- Supplied data

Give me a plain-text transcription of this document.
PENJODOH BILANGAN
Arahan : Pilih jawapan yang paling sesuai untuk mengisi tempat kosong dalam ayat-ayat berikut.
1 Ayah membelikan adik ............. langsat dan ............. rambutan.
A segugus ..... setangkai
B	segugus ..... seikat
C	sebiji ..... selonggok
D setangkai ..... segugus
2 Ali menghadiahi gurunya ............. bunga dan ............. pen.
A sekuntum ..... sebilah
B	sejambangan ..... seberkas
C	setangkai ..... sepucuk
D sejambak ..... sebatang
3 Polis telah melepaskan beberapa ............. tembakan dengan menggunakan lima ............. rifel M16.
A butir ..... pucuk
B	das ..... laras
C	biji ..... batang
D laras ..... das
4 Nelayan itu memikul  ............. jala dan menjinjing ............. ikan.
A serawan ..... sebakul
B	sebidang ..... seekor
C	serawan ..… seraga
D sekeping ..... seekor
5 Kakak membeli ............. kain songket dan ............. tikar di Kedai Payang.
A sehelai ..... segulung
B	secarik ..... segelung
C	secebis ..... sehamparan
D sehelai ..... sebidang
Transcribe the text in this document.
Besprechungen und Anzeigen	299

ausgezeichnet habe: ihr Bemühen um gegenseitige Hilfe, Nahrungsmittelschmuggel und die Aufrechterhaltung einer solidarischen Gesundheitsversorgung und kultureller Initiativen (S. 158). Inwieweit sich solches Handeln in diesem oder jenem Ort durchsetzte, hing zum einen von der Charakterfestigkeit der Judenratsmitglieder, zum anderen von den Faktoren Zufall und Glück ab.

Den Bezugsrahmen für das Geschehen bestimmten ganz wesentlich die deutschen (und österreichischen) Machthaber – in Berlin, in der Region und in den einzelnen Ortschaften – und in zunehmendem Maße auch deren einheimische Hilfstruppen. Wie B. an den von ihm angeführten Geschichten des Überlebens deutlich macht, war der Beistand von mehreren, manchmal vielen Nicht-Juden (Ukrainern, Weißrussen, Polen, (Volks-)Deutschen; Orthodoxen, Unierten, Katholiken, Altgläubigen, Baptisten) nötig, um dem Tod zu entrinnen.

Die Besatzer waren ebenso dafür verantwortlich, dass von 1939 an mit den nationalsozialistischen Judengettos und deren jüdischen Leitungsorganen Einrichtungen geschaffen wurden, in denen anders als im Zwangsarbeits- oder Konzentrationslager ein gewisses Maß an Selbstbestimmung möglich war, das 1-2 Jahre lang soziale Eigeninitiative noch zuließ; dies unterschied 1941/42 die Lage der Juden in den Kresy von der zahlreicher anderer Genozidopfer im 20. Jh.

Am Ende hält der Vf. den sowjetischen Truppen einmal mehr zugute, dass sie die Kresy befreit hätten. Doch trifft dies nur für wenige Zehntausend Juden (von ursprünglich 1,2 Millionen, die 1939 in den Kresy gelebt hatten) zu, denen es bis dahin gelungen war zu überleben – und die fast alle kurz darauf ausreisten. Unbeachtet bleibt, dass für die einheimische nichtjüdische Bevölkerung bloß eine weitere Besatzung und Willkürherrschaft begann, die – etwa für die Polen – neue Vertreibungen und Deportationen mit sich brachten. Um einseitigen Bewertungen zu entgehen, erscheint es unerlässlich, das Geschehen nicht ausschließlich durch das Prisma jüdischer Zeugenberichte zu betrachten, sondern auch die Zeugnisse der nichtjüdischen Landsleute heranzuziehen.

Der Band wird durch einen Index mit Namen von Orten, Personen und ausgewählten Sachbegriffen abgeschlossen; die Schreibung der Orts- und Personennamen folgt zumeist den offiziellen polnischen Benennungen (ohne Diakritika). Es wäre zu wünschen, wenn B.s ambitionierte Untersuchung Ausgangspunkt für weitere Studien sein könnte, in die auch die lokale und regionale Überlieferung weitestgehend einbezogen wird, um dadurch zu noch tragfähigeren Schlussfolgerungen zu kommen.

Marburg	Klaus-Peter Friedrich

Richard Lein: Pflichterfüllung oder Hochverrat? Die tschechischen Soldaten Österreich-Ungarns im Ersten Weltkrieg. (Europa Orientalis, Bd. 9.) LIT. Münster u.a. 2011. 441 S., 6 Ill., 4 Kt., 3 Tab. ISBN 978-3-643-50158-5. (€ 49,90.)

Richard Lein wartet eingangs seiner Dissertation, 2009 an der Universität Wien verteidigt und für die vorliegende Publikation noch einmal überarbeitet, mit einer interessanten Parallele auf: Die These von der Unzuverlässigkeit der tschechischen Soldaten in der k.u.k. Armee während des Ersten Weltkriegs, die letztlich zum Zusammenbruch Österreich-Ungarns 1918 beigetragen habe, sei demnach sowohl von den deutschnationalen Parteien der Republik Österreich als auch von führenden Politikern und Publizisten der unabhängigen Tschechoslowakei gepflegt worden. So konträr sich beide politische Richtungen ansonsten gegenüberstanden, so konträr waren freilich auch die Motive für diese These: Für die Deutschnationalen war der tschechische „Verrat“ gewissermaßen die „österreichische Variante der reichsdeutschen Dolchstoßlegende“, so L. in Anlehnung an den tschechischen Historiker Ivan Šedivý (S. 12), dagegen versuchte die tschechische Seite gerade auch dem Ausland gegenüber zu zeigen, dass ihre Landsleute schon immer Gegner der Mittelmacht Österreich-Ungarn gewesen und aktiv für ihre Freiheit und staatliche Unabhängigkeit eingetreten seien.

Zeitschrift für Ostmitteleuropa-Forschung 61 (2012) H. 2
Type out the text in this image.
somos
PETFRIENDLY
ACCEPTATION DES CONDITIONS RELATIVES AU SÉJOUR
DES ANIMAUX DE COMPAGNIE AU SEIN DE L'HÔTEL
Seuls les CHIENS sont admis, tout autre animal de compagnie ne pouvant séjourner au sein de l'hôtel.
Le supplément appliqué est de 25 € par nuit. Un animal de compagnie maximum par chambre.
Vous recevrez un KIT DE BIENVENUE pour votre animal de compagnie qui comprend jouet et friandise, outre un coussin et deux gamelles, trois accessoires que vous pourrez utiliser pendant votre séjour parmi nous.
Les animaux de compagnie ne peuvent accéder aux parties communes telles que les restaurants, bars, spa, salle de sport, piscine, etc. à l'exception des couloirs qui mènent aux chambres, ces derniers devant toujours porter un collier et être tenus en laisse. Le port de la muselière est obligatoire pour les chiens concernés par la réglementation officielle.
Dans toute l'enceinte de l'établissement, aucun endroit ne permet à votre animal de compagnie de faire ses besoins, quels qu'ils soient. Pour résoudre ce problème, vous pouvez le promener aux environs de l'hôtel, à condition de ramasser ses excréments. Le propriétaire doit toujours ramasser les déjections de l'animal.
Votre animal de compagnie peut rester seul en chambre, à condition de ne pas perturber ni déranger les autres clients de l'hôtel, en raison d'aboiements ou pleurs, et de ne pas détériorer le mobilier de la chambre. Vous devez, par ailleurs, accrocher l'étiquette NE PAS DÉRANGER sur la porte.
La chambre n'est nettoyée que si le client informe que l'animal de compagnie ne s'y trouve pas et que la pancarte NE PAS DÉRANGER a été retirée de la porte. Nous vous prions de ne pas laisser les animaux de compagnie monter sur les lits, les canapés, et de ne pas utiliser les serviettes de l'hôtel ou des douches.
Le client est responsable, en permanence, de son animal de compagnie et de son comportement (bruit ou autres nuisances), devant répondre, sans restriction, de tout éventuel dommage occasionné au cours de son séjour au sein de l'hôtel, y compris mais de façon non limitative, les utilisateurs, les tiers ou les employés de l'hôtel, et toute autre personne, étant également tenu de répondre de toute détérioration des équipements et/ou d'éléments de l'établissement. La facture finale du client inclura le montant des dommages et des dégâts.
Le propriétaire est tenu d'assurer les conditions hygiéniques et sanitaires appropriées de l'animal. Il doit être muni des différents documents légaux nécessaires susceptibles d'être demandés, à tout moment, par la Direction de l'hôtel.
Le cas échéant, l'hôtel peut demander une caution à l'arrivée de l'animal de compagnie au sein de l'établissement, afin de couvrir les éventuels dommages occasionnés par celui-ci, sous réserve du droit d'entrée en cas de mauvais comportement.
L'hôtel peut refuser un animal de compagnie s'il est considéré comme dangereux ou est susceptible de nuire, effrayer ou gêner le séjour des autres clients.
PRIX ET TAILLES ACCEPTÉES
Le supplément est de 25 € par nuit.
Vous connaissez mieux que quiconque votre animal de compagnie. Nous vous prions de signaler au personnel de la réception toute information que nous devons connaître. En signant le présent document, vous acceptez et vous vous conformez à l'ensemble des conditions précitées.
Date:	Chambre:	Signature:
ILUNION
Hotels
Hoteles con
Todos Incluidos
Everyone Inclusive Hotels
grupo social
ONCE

- What you should do
Copy every line in the listing above where the string "setangkai" turns up.

- Answer to this problem
A segugus ..... setangkai
D setangkai ..... segugus
C	setangkai ..... sepucuk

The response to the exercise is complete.